═══ Excerpt
Every Sunday evening I drive out to play in my regular D&D campaign hosted by my friend Bob, or as you may know him, R.A. Salvatore. I’ve been pretty coy about mentioning this here on my blog, partly out of respect for Bob’s privacy, and partly because I didn’t want to come across as a name-dropping douche. I want to talk about it now though, because very soon you’ll see me promoting something here that he and I worked on together, and I figured you guys might want to know a little of the background.
I met R.A. Salvatore when working at 38 Studios, and somehow after that I managed to score an invite to his gaming group. I’m still not sure how I managed that, and I admit that when it first started I was still just a little star-struck. Eventually the novelty wore off and I discovered that Bob is a super nice guy, and an excellent roleplayer and DM. His group has been together for decades and is full of DMs, such that our style of play has become one of a shared world where we trade off DMing responsibilities. We each have a character, and when my turn to DM comes around I sideline mine to run the rest of the group through whatever adventures I have planned, and then some weeks later I trade off to the next DM who does the same while I dust my character off to return to the player side of the screen.
When I first joined the group we were playing Demon Wars, an excellent RPG designed by Bob and his sons Bryan and Geno, set in the world of his Demon Wars series of novels. I’ve written about the Demon Wars system here a few times, and it’s a ton of fun and I definitely recommend you check it out. Recently, however, the group has decided to explore 5th Edition D&D, and so we’ve been playing that for several months now. Our characters just hit 9th level.
══════
Requirement 1 —
According to the blog post, which three people designed the Demon Wars RPG?
Requirement 2 —
Transcribe the blog post word for word, from "Every Sunday evening" down to "of the background.".
Rely solely on the blog post for what follows.
═══ Information supplied
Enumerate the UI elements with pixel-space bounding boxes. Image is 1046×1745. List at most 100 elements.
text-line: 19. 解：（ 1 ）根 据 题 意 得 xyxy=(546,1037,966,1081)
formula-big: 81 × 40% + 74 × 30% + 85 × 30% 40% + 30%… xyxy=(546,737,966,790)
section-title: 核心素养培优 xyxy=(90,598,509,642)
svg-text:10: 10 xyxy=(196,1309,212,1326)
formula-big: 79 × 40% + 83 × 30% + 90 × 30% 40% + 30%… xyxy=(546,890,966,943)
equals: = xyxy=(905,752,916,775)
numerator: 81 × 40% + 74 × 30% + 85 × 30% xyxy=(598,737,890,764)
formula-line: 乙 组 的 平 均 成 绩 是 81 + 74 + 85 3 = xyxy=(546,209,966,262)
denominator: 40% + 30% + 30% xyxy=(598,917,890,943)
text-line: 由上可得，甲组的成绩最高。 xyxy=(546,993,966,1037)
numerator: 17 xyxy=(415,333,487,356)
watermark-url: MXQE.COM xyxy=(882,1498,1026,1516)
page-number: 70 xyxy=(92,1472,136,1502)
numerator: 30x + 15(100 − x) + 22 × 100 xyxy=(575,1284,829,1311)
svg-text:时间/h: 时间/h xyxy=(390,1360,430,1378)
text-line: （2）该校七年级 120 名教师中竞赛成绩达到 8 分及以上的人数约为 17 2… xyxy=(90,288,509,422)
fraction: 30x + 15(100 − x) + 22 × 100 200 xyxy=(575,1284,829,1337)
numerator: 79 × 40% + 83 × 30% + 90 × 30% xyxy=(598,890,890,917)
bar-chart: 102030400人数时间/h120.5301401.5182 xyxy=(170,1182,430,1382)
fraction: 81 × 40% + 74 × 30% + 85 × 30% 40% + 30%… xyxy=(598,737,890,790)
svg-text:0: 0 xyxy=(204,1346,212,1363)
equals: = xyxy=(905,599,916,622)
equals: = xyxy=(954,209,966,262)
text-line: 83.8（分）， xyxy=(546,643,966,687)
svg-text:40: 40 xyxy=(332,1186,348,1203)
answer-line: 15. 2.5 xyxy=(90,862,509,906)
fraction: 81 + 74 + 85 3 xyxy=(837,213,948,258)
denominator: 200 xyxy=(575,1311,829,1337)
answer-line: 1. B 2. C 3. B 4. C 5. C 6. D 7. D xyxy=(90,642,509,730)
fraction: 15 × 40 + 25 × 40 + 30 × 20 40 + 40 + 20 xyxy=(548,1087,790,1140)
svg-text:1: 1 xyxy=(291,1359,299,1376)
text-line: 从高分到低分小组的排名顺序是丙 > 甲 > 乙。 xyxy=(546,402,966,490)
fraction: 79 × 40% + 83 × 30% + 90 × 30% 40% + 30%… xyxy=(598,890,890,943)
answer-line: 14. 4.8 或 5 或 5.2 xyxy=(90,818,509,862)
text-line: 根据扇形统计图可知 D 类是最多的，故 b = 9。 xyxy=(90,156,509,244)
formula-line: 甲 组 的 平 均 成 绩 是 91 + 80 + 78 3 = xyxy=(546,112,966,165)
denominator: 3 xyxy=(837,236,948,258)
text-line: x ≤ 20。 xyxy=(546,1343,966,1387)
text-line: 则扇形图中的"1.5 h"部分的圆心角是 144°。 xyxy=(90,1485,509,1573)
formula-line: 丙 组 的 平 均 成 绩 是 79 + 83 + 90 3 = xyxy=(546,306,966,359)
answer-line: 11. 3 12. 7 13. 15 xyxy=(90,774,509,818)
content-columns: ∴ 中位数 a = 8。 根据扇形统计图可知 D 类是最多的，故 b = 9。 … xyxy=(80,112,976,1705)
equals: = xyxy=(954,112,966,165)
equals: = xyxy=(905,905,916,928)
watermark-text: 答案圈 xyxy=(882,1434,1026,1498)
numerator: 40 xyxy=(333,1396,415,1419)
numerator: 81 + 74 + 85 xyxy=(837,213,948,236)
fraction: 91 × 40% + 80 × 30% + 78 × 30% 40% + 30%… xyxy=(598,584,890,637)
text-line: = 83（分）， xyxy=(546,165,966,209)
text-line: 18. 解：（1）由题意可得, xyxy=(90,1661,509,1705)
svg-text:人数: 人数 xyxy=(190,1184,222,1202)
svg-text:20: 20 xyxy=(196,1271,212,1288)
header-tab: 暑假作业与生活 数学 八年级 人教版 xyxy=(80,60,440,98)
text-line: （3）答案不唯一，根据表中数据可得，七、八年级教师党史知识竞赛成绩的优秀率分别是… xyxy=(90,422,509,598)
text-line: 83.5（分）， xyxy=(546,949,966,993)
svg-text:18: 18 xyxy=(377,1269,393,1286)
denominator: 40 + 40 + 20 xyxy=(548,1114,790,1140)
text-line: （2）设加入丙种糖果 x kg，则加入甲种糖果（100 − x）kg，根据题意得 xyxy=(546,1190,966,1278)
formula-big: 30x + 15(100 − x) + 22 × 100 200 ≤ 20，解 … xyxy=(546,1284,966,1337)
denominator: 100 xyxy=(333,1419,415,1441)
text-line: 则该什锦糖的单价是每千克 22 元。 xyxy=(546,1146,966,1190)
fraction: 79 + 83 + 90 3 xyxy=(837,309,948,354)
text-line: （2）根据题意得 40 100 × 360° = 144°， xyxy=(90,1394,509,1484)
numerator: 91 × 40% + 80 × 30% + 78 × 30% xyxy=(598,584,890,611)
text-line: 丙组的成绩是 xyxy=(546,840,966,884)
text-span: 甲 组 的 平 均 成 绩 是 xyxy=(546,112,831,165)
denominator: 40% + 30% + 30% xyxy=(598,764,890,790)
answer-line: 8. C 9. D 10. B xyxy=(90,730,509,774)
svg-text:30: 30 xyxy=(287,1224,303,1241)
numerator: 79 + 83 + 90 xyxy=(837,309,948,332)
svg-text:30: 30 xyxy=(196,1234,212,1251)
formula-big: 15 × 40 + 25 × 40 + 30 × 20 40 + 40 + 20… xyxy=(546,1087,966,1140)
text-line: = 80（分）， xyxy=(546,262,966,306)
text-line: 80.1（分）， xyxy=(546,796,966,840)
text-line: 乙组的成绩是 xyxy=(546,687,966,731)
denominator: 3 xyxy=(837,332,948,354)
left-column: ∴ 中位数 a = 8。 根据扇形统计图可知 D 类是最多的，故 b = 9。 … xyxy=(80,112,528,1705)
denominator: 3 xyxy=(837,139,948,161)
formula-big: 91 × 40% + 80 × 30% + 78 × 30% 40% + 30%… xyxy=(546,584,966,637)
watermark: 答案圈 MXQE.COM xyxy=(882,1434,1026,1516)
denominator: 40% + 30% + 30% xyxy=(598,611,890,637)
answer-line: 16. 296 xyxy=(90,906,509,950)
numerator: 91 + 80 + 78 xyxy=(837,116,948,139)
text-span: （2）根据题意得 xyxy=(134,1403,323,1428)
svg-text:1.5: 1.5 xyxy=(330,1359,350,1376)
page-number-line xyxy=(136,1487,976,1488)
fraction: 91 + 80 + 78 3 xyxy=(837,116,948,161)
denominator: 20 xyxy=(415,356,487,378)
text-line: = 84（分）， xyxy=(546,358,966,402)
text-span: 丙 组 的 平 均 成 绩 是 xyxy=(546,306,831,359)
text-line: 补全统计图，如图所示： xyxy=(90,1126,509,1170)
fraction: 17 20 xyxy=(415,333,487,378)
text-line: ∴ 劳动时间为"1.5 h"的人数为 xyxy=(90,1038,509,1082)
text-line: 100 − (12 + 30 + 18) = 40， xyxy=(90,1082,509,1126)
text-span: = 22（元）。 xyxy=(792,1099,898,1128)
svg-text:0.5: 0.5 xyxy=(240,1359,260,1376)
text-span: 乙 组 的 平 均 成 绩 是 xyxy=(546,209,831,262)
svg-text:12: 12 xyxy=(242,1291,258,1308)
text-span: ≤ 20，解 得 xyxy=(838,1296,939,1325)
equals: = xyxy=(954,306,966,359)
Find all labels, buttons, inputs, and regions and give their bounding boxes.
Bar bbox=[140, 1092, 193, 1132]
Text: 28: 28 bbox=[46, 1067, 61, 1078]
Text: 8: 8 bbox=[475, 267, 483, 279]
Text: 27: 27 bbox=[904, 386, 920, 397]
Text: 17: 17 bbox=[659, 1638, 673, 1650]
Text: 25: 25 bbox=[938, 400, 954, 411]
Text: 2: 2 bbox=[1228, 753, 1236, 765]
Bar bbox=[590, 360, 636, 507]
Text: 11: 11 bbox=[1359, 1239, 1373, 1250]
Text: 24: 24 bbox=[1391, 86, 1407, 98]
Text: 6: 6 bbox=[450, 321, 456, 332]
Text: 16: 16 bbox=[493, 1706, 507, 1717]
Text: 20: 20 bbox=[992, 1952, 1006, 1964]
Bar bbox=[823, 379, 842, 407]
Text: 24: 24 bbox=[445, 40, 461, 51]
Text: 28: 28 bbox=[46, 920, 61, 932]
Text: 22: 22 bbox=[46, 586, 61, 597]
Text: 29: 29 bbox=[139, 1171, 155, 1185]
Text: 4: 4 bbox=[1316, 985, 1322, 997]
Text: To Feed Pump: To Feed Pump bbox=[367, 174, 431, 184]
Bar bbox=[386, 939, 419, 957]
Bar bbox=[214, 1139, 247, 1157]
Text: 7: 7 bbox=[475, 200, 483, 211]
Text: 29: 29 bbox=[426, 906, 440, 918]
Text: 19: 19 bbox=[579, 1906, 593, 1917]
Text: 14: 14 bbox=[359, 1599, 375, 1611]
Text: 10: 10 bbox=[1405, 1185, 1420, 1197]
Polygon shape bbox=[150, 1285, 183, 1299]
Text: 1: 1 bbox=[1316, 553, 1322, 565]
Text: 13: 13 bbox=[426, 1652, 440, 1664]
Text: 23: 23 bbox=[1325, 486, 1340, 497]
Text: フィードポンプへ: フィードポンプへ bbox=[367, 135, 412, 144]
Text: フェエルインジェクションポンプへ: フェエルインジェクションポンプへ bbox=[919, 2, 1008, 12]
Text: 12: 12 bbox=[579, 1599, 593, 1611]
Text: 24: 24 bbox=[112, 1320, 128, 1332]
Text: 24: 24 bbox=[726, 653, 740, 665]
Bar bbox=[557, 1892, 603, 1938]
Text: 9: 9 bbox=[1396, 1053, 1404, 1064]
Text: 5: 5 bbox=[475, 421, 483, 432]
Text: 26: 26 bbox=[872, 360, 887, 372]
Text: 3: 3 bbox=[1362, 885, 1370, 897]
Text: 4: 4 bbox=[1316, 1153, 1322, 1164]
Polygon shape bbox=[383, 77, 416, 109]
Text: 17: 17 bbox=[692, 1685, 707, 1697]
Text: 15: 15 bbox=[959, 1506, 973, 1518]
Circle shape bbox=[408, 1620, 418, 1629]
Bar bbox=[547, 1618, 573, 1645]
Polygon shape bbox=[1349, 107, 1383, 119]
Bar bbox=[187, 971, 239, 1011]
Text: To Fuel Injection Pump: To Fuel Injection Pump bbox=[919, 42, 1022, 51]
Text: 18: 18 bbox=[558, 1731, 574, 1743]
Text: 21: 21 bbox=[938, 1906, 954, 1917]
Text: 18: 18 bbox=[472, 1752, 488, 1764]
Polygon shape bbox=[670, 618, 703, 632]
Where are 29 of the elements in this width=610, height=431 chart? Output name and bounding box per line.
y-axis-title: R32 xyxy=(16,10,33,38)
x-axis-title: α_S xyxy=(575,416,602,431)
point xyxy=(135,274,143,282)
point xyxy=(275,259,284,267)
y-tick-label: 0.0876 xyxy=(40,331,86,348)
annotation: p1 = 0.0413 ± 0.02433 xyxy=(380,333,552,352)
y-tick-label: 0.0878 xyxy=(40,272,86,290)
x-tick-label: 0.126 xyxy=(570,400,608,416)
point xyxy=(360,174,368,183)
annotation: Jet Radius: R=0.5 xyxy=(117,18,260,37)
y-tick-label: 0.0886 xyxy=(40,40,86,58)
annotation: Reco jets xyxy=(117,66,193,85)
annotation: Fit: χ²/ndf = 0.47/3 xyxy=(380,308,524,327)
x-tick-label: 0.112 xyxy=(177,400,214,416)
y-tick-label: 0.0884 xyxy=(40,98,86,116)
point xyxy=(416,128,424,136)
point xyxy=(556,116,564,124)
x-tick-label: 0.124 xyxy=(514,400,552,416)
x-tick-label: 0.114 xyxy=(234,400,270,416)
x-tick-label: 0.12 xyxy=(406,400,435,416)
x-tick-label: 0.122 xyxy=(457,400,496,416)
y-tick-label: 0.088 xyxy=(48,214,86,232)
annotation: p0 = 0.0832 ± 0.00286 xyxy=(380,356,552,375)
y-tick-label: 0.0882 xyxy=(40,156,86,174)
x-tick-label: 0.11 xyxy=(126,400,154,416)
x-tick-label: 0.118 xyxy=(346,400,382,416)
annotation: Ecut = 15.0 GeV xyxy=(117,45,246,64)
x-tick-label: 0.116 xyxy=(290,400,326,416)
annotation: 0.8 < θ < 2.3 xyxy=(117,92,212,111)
══════
Reply 1 —
R.A. Salvatore (Bob) and his sons Bryan and Geno designed it.

Reply 2 —
Every Sunday evening I drive out to play in my regular D&D campaign hosted by my friend Bob, or as you may know him, R.A. Salvatore. I’ve been pretty coy about mentioning this here on my blog, partly out of respect for Bob’s privacy, and partly because I didn’t want to come across as a name-dropping douche. I want to talk about it now though, because very soon you’ll see me promoting something here that he and I worked on together, and I figured you guys might want to know a little of the background.